--- start MATERIAL SHOWN ---

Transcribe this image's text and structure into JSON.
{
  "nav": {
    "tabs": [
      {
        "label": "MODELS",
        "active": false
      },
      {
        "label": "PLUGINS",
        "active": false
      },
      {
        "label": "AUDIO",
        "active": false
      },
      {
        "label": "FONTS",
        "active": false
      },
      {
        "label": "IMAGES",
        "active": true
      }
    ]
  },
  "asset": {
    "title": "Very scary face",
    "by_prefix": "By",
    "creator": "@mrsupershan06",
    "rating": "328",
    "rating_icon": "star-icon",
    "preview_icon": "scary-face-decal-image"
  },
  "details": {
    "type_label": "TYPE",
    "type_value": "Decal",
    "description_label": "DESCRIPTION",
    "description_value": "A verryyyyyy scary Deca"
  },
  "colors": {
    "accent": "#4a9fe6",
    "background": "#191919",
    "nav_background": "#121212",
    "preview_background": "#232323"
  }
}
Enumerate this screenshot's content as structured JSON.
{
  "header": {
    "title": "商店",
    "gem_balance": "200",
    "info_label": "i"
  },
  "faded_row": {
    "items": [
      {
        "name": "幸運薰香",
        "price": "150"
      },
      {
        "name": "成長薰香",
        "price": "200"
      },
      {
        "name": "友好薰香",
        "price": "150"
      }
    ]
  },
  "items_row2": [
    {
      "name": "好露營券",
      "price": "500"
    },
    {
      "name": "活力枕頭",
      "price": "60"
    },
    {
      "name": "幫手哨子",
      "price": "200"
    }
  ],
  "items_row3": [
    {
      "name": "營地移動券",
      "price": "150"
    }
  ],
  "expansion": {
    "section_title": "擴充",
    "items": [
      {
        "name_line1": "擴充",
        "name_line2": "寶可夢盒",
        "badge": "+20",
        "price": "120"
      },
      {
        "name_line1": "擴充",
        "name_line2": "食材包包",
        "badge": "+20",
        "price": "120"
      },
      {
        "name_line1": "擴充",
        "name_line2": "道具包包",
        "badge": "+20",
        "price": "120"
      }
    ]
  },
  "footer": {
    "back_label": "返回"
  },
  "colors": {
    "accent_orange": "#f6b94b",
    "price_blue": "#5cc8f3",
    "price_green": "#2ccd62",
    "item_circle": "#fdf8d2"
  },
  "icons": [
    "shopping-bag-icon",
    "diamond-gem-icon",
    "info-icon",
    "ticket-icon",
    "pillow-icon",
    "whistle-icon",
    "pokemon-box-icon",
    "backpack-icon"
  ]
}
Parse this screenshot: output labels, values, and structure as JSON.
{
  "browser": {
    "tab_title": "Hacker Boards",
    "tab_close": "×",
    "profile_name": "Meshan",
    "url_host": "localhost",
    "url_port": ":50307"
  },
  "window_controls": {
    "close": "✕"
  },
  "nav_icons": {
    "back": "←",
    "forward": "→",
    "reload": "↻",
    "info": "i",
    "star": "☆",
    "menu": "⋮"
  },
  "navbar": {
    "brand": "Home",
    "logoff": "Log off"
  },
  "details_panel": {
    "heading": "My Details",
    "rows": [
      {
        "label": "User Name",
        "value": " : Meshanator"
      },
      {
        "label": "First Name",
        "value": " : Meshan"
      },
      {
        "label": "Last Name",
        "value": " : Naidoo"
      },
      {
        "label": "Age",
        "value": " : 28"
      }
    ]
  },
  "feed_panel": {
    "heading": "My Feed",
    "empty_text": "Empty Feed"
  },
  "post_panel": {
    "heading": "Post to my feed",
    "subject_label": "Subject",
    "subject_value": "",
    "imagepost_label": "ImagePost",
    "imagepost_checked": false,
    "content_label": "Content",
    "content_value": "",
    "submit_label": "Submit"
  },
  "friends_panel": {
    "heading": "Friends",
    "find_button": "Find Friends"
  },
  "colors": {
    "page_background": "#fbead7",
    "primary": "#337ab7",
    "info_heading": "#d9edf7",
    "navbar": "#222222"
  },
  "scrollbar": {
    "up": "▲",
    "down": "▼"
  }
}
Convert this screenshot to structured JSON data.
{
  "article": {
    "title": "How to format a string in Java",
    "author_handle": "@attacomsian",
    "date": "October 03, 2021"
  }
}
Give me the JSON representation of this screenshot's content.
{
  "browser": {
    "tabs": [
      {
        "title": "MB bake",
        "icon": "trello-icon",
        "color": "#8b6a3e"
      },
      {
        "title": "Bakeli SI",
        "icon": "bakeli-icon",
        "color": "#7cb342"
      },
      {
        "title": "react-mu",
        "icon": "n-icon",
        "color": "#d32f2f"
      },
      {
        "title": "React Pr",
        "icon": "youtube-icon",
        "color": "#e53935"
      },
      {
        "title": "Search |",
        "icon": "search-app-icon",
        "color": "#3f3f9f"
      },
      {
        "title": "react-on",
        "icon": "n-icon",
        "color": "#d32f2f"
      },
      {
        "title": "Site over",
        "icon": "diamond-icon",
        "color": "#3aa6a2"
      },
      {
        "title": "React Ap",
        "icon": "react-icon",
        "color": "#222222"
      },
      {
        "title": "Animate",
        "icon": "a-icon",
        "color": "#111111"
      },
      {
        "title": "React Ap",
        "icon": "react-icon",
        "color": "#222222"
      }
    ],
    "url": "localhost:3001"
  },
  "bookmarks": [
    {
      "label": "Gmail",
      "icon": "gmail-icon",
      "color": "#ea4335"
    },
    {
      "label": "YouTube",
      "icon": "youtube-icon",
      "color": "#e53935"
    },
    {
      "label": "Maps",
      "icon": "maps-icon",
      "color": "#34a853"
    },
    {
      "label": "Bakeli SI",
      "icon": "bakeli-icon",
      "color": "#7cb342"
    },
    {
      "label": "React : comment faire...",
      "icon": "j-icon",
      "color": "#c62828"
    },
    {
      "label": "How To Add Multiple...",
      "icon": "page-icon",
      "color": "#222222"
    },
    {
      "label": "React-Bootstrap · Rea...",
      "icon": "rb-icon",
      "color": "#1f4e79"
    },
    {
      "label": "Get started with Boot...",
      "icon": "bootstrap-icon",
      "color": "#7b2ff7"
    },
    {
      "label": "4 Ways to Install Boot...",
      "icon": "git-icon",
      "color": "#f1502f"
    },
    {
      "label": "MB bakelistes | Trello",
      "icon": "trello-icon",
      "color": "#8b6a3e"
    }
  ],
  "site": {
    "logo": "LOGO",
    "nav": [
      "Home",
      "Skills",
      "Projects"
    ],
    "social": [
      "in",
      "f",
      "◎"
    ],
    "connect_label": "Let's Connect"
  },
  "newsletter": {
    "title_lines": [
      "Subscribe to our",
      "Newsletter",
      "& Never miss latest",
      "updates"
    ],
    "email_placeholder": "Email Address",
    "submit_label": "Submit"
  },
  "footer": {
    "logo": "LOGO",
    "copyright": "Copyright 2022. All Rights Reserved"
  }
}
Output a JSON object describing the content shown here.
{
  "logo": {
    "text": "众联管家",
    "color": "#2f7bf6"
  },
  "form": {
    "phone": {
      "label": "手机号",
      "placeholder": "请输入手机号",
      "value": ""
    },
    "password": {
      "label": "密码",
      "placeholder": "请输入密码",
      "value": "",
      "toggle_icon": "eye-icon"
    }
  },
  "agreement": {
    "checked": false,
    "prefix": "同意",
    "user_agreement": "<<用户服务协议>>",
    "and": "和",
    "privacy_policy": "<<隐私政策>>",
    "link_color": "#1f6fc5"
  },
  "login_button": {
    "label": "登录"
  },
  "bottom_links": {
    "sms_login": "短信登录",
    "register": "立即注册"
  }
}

--- end MATERIAL SHOWN ---

- _REQUIRED WORK_:
Reproduce the records in full, exactly as written.

- _RESPONSE TO THIS TASK_:
Transcribe this image's text and structure into JSON.
{
  "nav": {
    "tabs": [
      {
        "label": "MODELS",
        "active": false
      },
      {
        "label": "PLUGINS",
        "active": false
      },
      {
        "label": "AUDIO",
        "active": false
      },
      {
        "label": "FONTS",
        "active": false
      },
      {
        "label": "IMAGES",
        "active": true
      }
    ]
  },
  "asset": {
    "title": "Very scary face",
    "by_prefix": "By",
    "creator": "@mrsupershan06",
    "rating": "328",
    "rating_icon": "star-icon",
    "preview_icon": "scary-face-decal-image"
  },
  "details": {
    "type_label": "TYPE",
    "type_value": "Decal",
    "description_label": "DESCRIPTION",
    "description_value": "A verryyyyyy scary Deca"
  },
  "colors": {
    "accent": "#4a9fe6",
    "background": "#191919",
    "nav_background": "#121212",
    "preview_background": "#232323"
  }
}
Enumerate this screenshot's content as structured JSON.
{
  "header": {
    "title": "商店",
    "gem_balance": "200",
    "info_label": "i"
  },
  "faded_row": {
    "items": [
      {
        "name": "幸運薰香",
        "price": "150"
      },
      {
        "name": "成長薰香",
        "price": "200"
      },
      {
        "name": "友好薰香",
        "price": "150"
      }
    ]
  },
  "items_row2": [
    {
      "name": "好露營券",
      "price": "500"
    },
    {
      "name": "活力枕頭",
      "price": "60"
    },
    {
      "name": "幫手哨子",
      "price": "200"
    }
  ],
  "items_row3": [
    {
      "name": "營地移動券",
      "price": "150"
    }
  ],
  "expansion": {
    "section_title": "擴充",
    "items": [
      {
        "name_line1": "擴充",
        "name_line2": "寶可夢盒",
        "badge": "+20",
        "price": "120"
      },
      {
        "name_line1": "擴充",
        "name_line2": "食材包包",
        "badge": "+20",
        "price": "120"
      },
      {
        "name_line1": "擴充",
        "name_line2": "道具包包",
        "badge": "+20",
        "price": "120"
      }
    ]
  },
  "footer": {
    "back_label": "返回"
  },
  "colors": {
    "accent_orange": "#f6b94b",
    "price_blue": "#5cc8f3",
    "price_green": "#2ccd62",
    "item_circle": "#fdf8d2"
  },
  "icons": [
    "shopping-bag-icon",
    "diamond-gem-icon",
    "info-icon",
    "ticket-icon",
    "pillow-icon",
    "whistle-icon",
    "pokemon-box-icon",
    "backpack-icon"
  ]
}
Parse this screenshot: output labels, values, and structure as JSON.
{
  "browser": {
    "tab_title": "Hacker Boards",
    "tab_close": "×",
    "profile_name": "Meshan",
    "url_host": "localhost",
    "url_port": ":50307"
  },
  "window_controls": {
    "close": "✕"
  },
  "nav_icons": {
    "back": "←",
    "forward": "→",
    "reload": "↻",
    "info": "i",
    "star": "☆",
    "menu": "⋮"
  },
  "navbar": {
    "brand": "Home",
    "logoff": "Log off"
  },
  "details_panel": {
    "heading": "My Details",
    "rows": [
      {
        "label": "User Name",
        "value": " : Meshanator"
      },
      {
        "label": "First Name",
        "value": " : Meshan"
      },
      {
        "label": "Last Name",
        "value": " : Naidoo"
      },
      {
        "label": "Age",
        "value": " : 28"
      }
    ]
  },
  "feed_panel": {
    "heading": "My Feed",
    "empty_text": "Empty Feed"
  },
  "post_panel": {
    "heading": "Post to my feed",
    "subject_label": "Subject",
    "subject_value": "",
    "imagepost_label": "ImagePost",
    "imagepost_checked": false,
    "content_label": "Content",
    "content_value": "",
    "submit_label": "Submit"
  },
  "friends_panel": {
    "heading": "Friends",
    "find_button": "Find Friends"
  },
  "colors": {
    "page_background": "#fbead7",
    "primary": "#337ab7",
    "info_heading": "#d9edf7",
    "navbar": "#222222"
  },
  "scrollbar": {
    "up": "▲",
    "down": "▼"
  }
}
Convert this screenshot to structured JSON data.
{
  "article": {
    "title": "How to format a string in Java",
    "author_handle": "@attacomsian",
    "date": "October 03, 2021"
  }
}
Give me the JSON representation of this screenshot's content.
{
  "browser": {
    "tabs": [
      {
        "title": "MB bake",
        "icon": "trello-icon",
        "color": "#8b6a3e"
      },
      {
        "title": "Bakeli SI",
        "icon": "bakeli-icon",
        "color": "#7cb342"
      },
      {
        "title": "react-mu",
        "icon": "n-icon",
        "color": "#d32f2f"
      },
      {
        "title": "React Pr",
        "icon": "youtube-icon",
        "color": "#e53935"
      },
      {
        "title": "Search |",
        "icon": "search-app-icon",
        "color": "#3f3f9f"
      },
      {
        "title": "react-on",
        "icon": "n-icon",
        "color": "#d32f2f"
      },
      {
        "title": "Site over",
        "icon": "diamond-icon",
        "color": "#3aa6a2"
      },
      {
        "title": "React Ap",
        "icon": "react-icon",
        "color": "#222222"
      },
      {
        "title": "Animate",
        "icon": "a-icon",
        "color": "#111111"
      },
      {
        "title": "React Ap",
        "icon": "react-icon",
        "color": "#222222"
      }
    ],
    "url": "localhost:3001"
  },
  "bookmarks": [
    {
      "label": "Gmail",
      "icon": "gmail-icon",
      "color": "#ea4335"
    },
    {
      "label": "YouTube",
      "icon": "youtube-icon",
      "color": "#e53935"
    },
    {
      "label": "Maps",
      "icon": "maps-icon",
      "color": "#34a853"
    },
    {
      "label": "Bakeli SI",
      "icon": "bakeli-icon",
      "color": "#7cb342"
    },
    {
      "label": "React : comment faire...",
      "icon": "j-icon",
      "color": "#c62828"
    },
    {
      "label": "How To Add Multiple...",
      "icon": "page-icon",
      "color": "#222222"
    },
    {
      "label": "React-Bootstrap · Rea...",
      "icon": "rb-icon",
      "color": "#1f4e79"
    },
    {
      "label": "Get started with Boot...",
      "icon": "bootstrap-icon",
      "color": "#7b2ff7"
    },
    {
      "label": "4 Ways to Install Boot...",
      "icon": "git-icon",
      "color": "#f1502f"
    },
    {
      "label": "MB bakelistes | Trello",
      "icon": "trello-icon",
      "color": "#8b6a3e"
    }
  ],
  "site": {
    "logo": "LOGO",
    "nav": [
      "Home",
      "Skills",
      "Projects"
    ],
    "social": [
      "in",
      "f",
      "◎"
    ],
    "connect_label": "Let's Connect"
  },
  "newsletter": {
    "title_lines": [
      "Subscribe to our",
      "Newsletter",
      "& Never miss latest",
      "updates"
    ],
    "email_placeholder": "Email Address",
    "submit_label": "Submit"
  },
  "footer": {
    "logo": "LOGO",
    "copyright": "Copyright 2022. All Rights Reserved"
  }
}
Output a JSON object describing the content shown here.
{
  "logo": {
    "text": "众联管家",
    "color": "#2f7bf6"
  },
  "form": {
    "phone": {
      "label": "手机号",
      "placeholder": "请输入手机号",
      "value": ""
    },
    "password": {
      "label": "密码",
      "placeholder": "请输入密码",
      "value": "",
      "toggle_icon": "eye-icon"
    }
  },
  "agreement": {
    "checked": false,
    "prefix": "同意",
    "user_agreement": "<<用户服务协议>>",
    "and": "和",
    "privacy_policy": "<<隐私政策>>",
    "link_color": "#1f6fc5"
  },
  "login_button": {
    "label": "登录"
  },
  "bottom_links": {
    "sms_login": "短信登录",
    "register": "立即注册"
  }
}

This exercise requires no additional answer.